→ **RECORDS FOR THIS EXERCISE**

+--

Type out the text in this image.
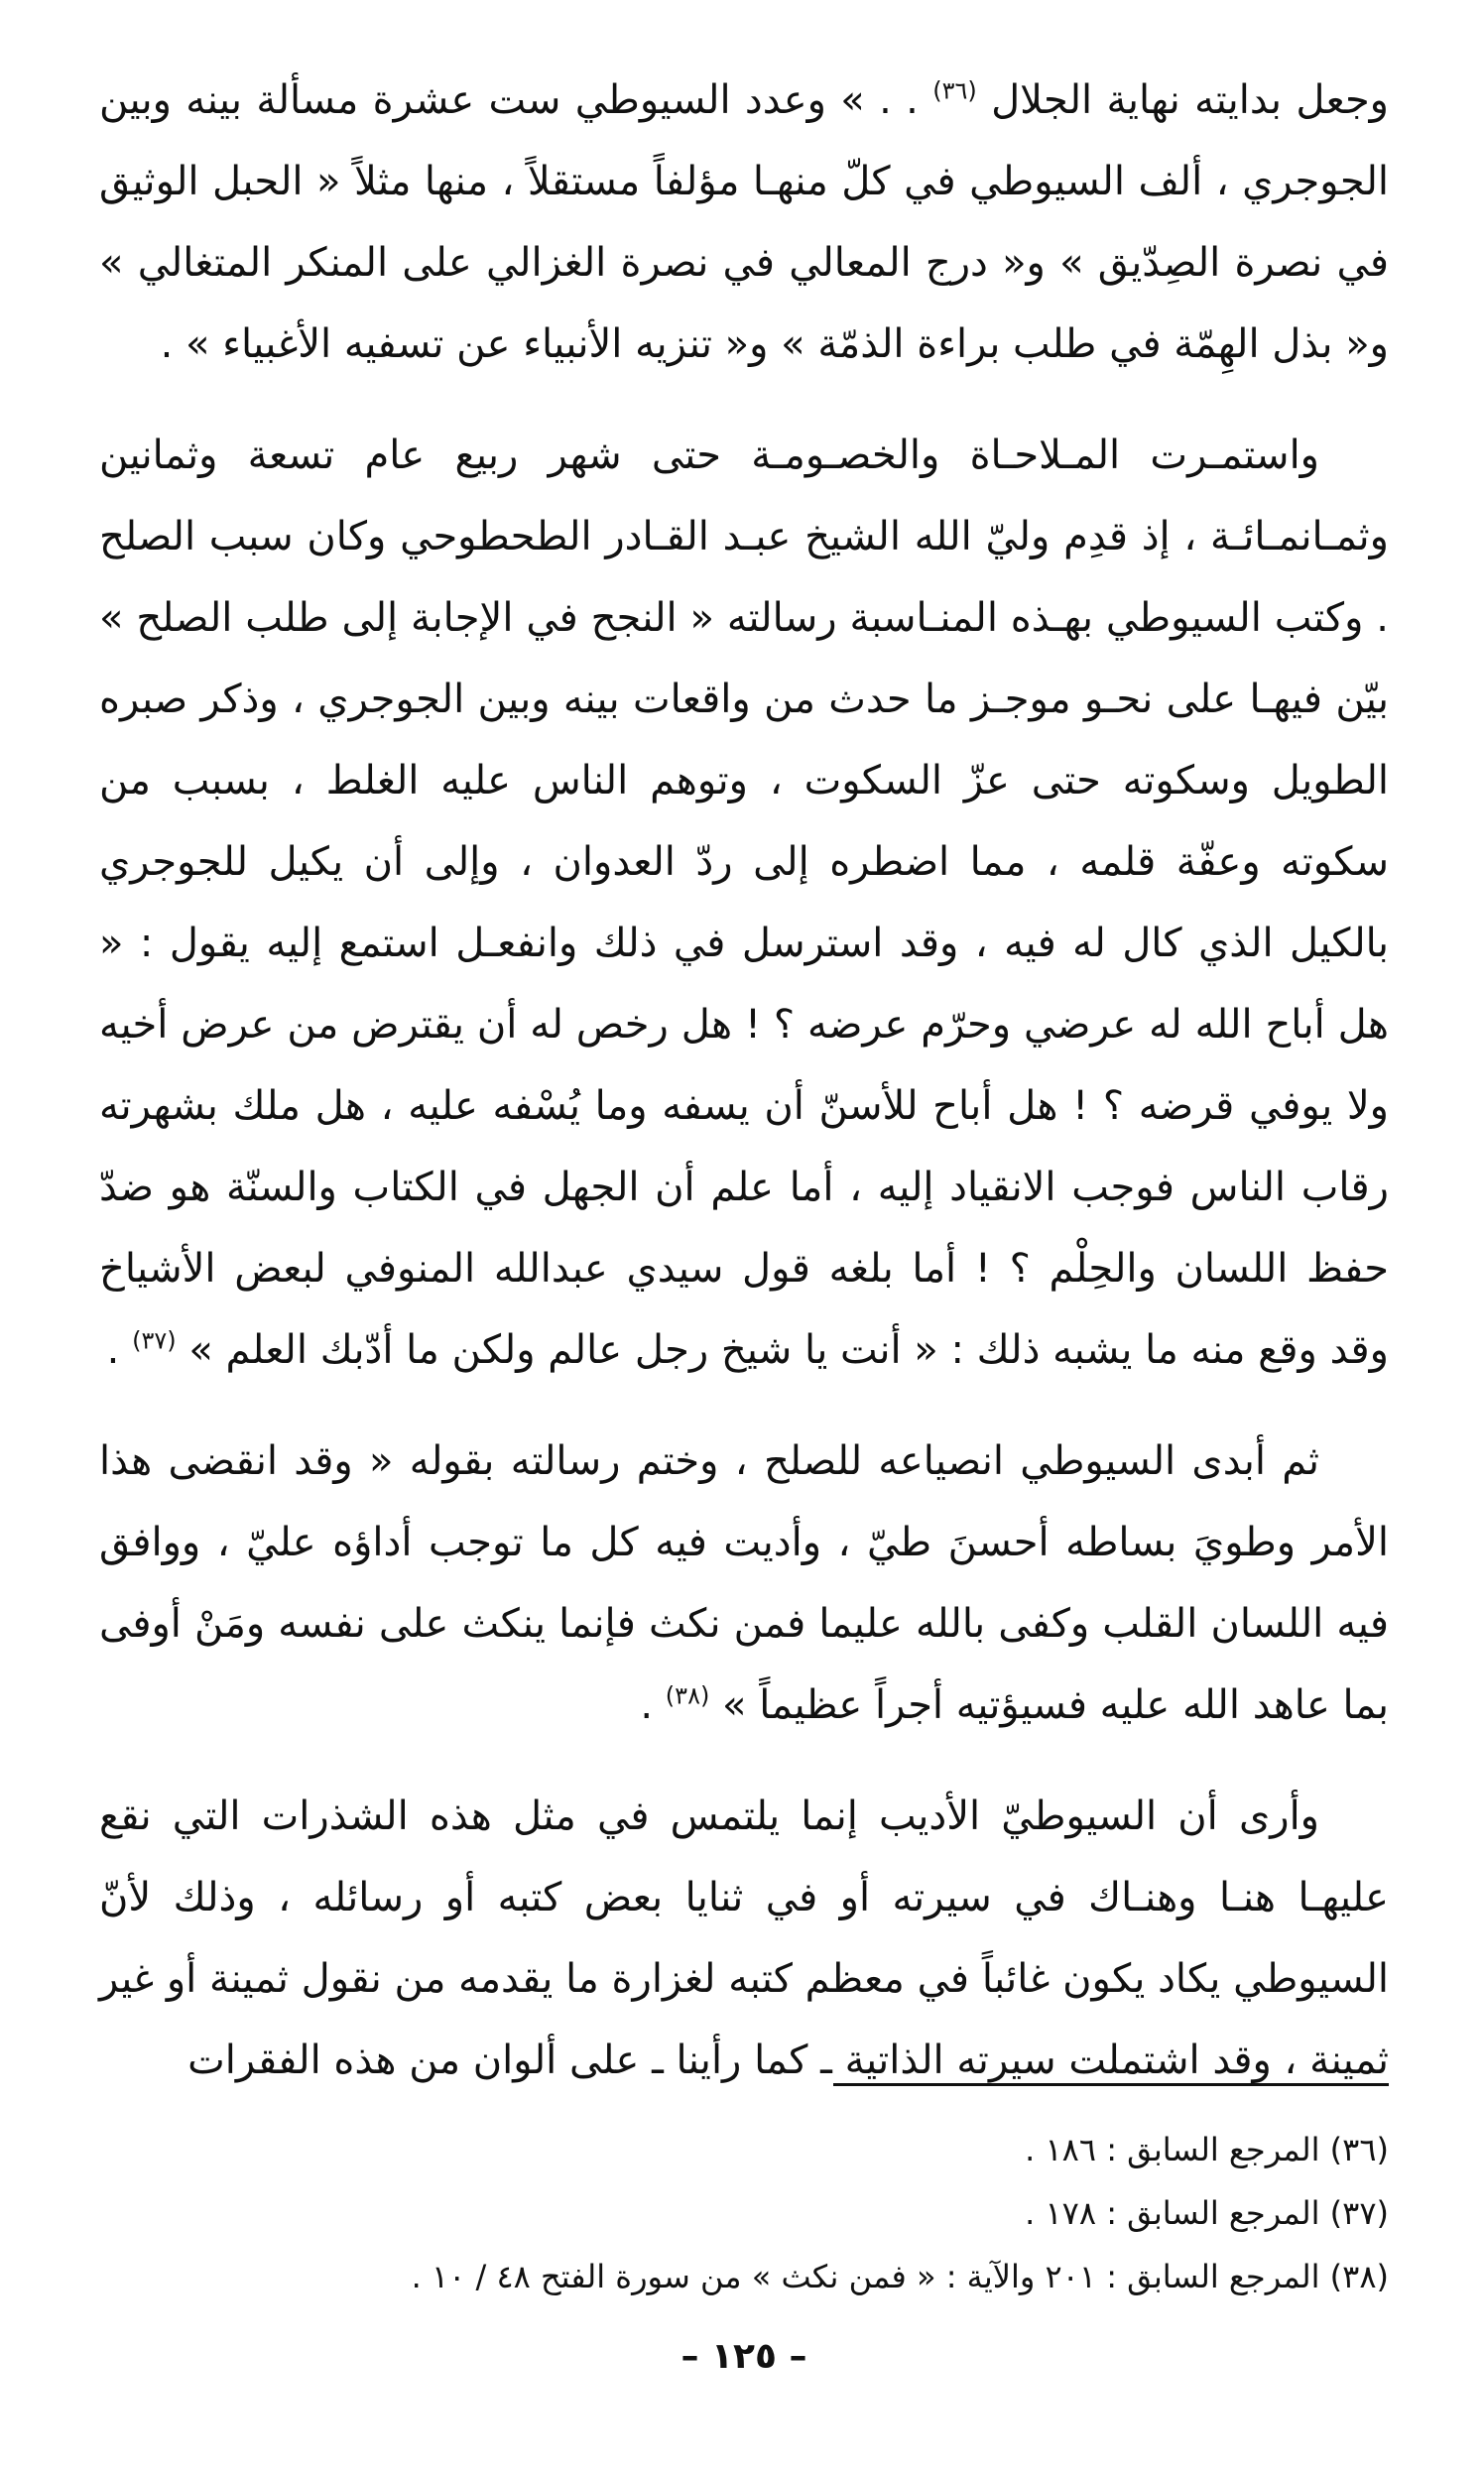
وجعل بدايته نهاية الجلال $^{(٣٦)}$ . . » وعدد السيوطي ست عشرة مسألة بينه وبين الجوجري ، ألف السيوطي في كلّ منهـا مؤلفاً مستقلاً ، منها مثلاً « الحبل الوثيق في نصرة الصِدّيق » و« درج المعالي في نصرة الغزالي على المنكر المتغالي » و« بذل الهِمّة في طلب براءة الذمّة » و« تنزيه الأنبياء عن تسفيه الأغبياء » .

واستمـرت المـلاحـاة والخصـومـة حتى شهر ربيع عام تسعة وثمانين وثمـانمـائـة ، إذ قدِم وليّ الله الشيخ عبـد القـادر الطحطوحي وكان سبب الصلح . وكتب السيوطي بهـذه المنـاسبة رسالته « النجح في الإجابة إلى طلب الصلح » بيّن فيهـا على نحـو موجـز ما حدث من واقعات بينه وبين الجوجري ، وذكر صبره الطويل وسكوته حتى عزّ السكوت ، وتوهم الناس عليه الغلط ، بسبب من سكوته وعفّة قلمه ، مما اضطره إلى ردّ العدوان ، وإلى أن يكيل للجوجري بالكيل الذي كال له فيه ، وقد استرسل في ذلك وانفعـل استمع إليه يقول : « هل أباح الله له عرضي وحرّم عرضه ؟ ! هل رخص له أن يقترض من عرض أخيه ولا يوفي قرضه ؟ ! هل أباح للأسنّ أن يسفه وما يُسْفه عليه ، هل ملك بشهرته رقاب الناس فوجب الانقياد إليه ، أما علم أن الجهل في الكتاب والسنّة هو ضدّ حفظ اللسان والحِلْم ؟ ! أما بلغه قول سيدي عبدالله المنوفي لبعض الأشياخ وقد وقع منه ما يشبه ذلك : « أنت يا شيخ رجل عالم ولكن ما أدّبك العلم » $^{(٣٧)}$ .

ثم أبدى السيوطي انصياعه للصلح ، وختم رسالته بقوله « وقد انقضى هذا الأمر وطويَ بساطه أحسنَ طيّ ، وأديت فيه كل ما توجب أداؤه عليّ ، ووافق فيه اللسان القلب وكفى بالله عليما فمن نكث فإنما ينكث على نفسه ومَنْ أوفى بما عاهد الله عليه فسيؤتيه أجراً عظيماً » $^{(٣٨)}$ .

وأرى أن السيوطيّ الأديب إنما يلتمس في مثل هذه الشذرات التي نقع عليهـا هنـا وهنـاك في سيرته أو في ثنايا بعض كتبه أو رسائله ، وذلك لأنّ السيوطي يكاد يكون غائباً في معظم كتبه لغزارة ما يقدمه من نقول ثمينة أو غير ثمينة ، وقد اشتملت سيرته الذاتية ـ كما رأينا ـ على ألوان من هذه الفقرات

(٣٦) المرجع السابق : ١٨٦ .

(٣٧) المرجع السابق : ١٧٨ .

(٣٨) المرجع السابق : ٢٠١ والآية : « فمن نكث » من سورة الفتح ٤٨ / ١٠ .

– ١٢٥ –
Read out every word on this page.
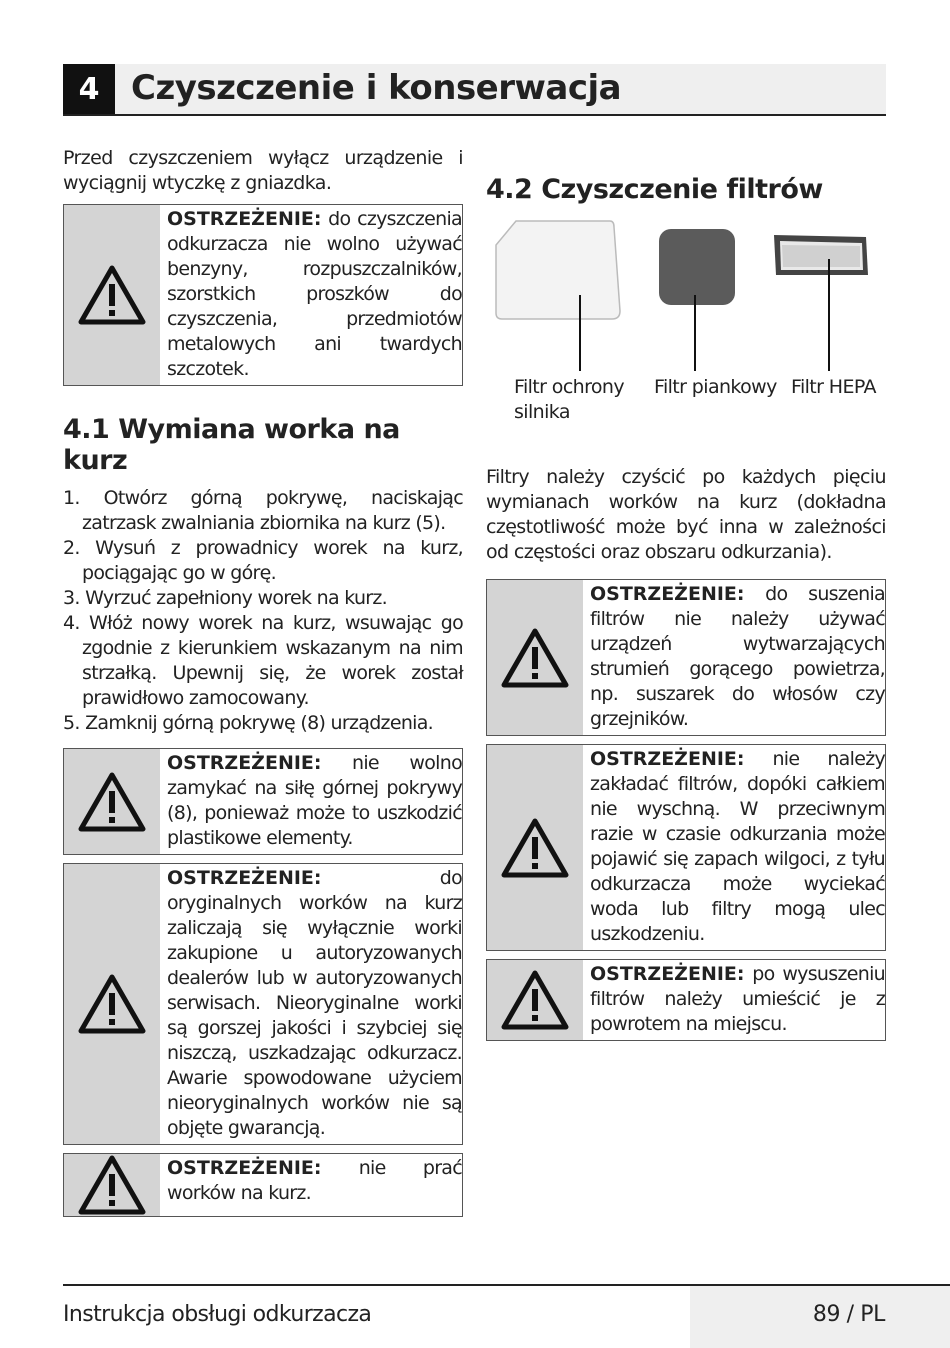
4 Czyszczenie i konserwacja

Przed czyszczeniem wyłącz urządzenie i wyciągnij wtyczkę z gniazdka.

OSTRZEŻENIE: do czyszczenia odkurzacza nie wolno używać benzyny, rozpuszczalników, szorstkich proszków do czyszczenia, przedmiotów metalowych ani twardych szczotek.
4.1 Wymiana worka na kurz
1. Otwórz górną pokrywę, naciskając zatrzask zwalniania zbiornika na kurz (5).
2. Wysuń z prowadnicy worek na kurz, pociągając go w górę.
3. Wyrzuć zapełniony worek na kurz.
4. Włóż nowy worek na kurz, wsuwając go zgodnie z kierunkiem wskazanym na nim strzałką. Upewnij się, że worek został prawidłowo zamocowany.
5. Zamknij górną pokrywę (8) urządzenia.
OSTRZEŻENIE: nie wolno zamykać na siłę górnej pokrywy (8), ponieważ może to uszkodzić plastikowe elementy.
OSTRZEŻENIE:	do oryginalnych worków na kurz zaliczają się wyłącznie worki zakupione u autoryzowanych dealerów lub w autoryzowanych serwisach. Nieoryginalne worki są gorszej jakości i szybciej się niszczą, uszkadzając odkurzacz. Awarie spowodowane użyciem nieoryginalnych worków nie są objęte gwarancją.
OSTRZEŻENIE: nie prać worków na kurz.
4.2 Czyszczenie filtrów
Filtr ochrony silnika
Filtr piankowy Filtr HEPA

Filtry należy czyścić po każdych pięciu wymianach worków na kurz (dokładna częstotliwość może być inna w zależności od częstości oraz obszaru odkurzania).

OSTRZEŻENIE: do suszenia filtrów nie należy używać urządzeń wytwarzających strumień gorącego powietrza, np. suszarek do włosów czy grzejników.
OSTRZEŻENIE: nie należy zakładać filtrów, dopóki całkiem nie wyschną. W przeciwnym razie w czasie odkurzania może pojawić się zapach wilgoci, z tyłu odkurzacza może wyciekać woda lub filtry mogą ulec uszkodzeniu.
OSTRZEŻENIE: po wysuszeniu filtrów należy umieścić je z powrotem na miejscu.
Instrukcja obsługi odkurzacza	89 / PL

+--

→ **WHAT THE EXERCISE ASKS**
With the pictures omitted, reproduce the records in full and exactly.

→ **ANSWER TO THE TASK**
Type out the text in this image.
وجعل بدايته نهاية الجلال $^{(٣٦)}$ . . » وعدد السيوطي ست عشرة مسألة بينه وبين الجوجري ، ألف السيوطي في كلّ منهـا مؤلفاً مستقلاً ، منها مثلاً « الحبل الوثيق في نصرة الصِدّيق » و« درج المعالي في نصرة الغزالي على المنكر المتغالي » و« بذل الهِمّة في طلب براءة الذمّة » و« تنزيه الأنبياء عن تسفيه الأغبياء » .

واستمـرت المـلاحـاة والخصـومـة حتى شهر ربيع عام تسعة وثمانين وثمـانمـائـة ، إذ قدِم وليّ الله الشيخ عبـد القـادر الطحطوحي وكان سبب الصلح . وكتب السيوطي بهـذه المنـاسبة رسالته « النجح في الإجابة إلى طلب الصلح » بيّن فيهـا على نحـو موجـز ما حدث من واقعات بينه وبين الجوجري ، وذكر صبره الطويل وسكوته حتى عزّ السكوت ، وتوهم الناس عليه الغلط ، بسبب من سكوته وعفّة قلمه ، مما اضطره إلى ردّ العدوان ، وإلى أن يكيل للجوجري بالكيل الذي كال له فيه ، وقد استرسل في ذلك وانفعـل استمع إليه يقول : « هل أباح الله له عرضي وحرّم عرضه ؟ ! هل رخص له أن يقترض من عرض أخيه ولا يوفي قرضه ؟ ! هل أباح للأسنّ أن يسفه وما يُسْفه عليه ، هل ملك بشهرته رقاب الناس فوجب الانقياد إليه ، أما علم أن الجهل في الكتاب والسنّة هو ضدّ حفظ اللسان والحِلْم ؟ ! أما بلغه قول سيدي عبدالله المنوفي لبعض الأشياخ وقد وقع منه ما يشبه ذلك : « أنت يا شيخ رجل عالم ولكن ما أدّبك العلم » $^{(٣٧)}$ .

ثم أبدى السيوطي انصياعه للصلح ، وختم رسالته بقوله « وقد انقضى هذا الأمر وطويَ بساطه أحسنَ طيّ ، وأديت فيه كل ما توجب أداؤه عليّ ، ووافق فيه اللسان القلب وكفى بالله عليما فمن نكث فإنما ينكث على نفسه ومَنْ أوفى بما عاهد الله عليه فسيؤتيه أجراً عظيماً » $^{(٣٨)}$ .

وأرى أن السيوطيّ الأديب إنما يلتمس في مثل هذه الشذرات التي نقع عليهـا هنـا وهنـاك في سيرته أو في ثنايا بعض كتبه أو رسائله ، وذلك لأنّ السيوطي يكاد يكون غائباً في معظم كتبه لغزارة ما يقدمه من نقول ثمينة أو غير ثمينة ، وقد اشتملت سيرته الذاتية ـ كما رأينا ـ على ألوان من هذه الفقرات

(٣٦) المرجع السابق : ١٨٦ .

(٣٧) المرجع السابق : ١٧٨ .

(٣٨) المرجع السابق : ٢٠١ والآية : « فمن نكث » من سورة الفتح ٤٨ / ١٠ .

– ١٢٥ –
Read out every word on this page.
4 Czyszczenie i konserwacja

Przed czyszczeniem wyłącz urządzenie i wyciągnij wtyczkę z gniazdka.

OSTRZEŻENIE: do czyszczenia odkurzacza nie wolno używać benzyny, rozpuszczalników, szorstkich proszków do czyszczenia, przedmiotów metalowych ani twardych szczotek.
4.1 Wymiana worka na kurz
1. Otwórz górną pokrywę, naciskając zatrzask zwalniania zbiornika na kurz (5).
2. Wysuń z prowadnicy worek na kurz, pociągając go w górę.
3. Wyrzuć zapełniony worek na kurz.
4. Włóż nowy worek na kurz, wsuwając go zgodnie z kierunkiem wskazanym na nim strzałką. Upewnij się, że worek został prawidłowo zamocowany.
5. Zamknij górną pokrywę (8) urządzenia.
OSTRZEŻENIE: nie wolno zamykać na siłę górnej pokrywy (8), ponieważ może to uszkodzić plastikowe elementy.
OSTRZEŻENIE:	do oryginalnych worków na kurz zaliczają się wyłącznie worki zakupione u autoryzowanych dealerów lub w autoryzowanych serwisach. Nieoryginalne worki są gorszej jakości i szybciej się niszczą, uszkadzając odkurzacz. Awarie spowodowane użyciem nieoryginalnych worków nie są objęte gwarancją.
OSTRZEŻENIE: nie prać worków na kurz.
4.2 Czyszczenie filtrów
Filtr ochrony silnika
Filtr piankowy Filtr HEPA

Filtry należy czyścić po każdych pięciu wymianach worków na kurz (dokładna częstotliwość może być inna w zależności od częstości oraz obszaru odkurzania).

OSTRZEŻENIE: do suszenia filtrów nie należy używać urządzeń wytwarzających strumień gorącego powietrza, np. suszarek do włosów czy grzejników.
OSTRZEŻENIE: nie należy zakładać filtrów, dopóki całkiem nie wyschną. W przeciwnym razie w czasie odkurzania może pojawić się zapach wilgoci, z tyłu odkurzacza może wyciekać woda lub filtry mogą ulec uszkodzeniu.
OSTRZEŻENIE: po wysuszeniu filtrów należy umieścić je z powrotem na miejscu.
Instrukcja obsługi odkurzacza	89 / PL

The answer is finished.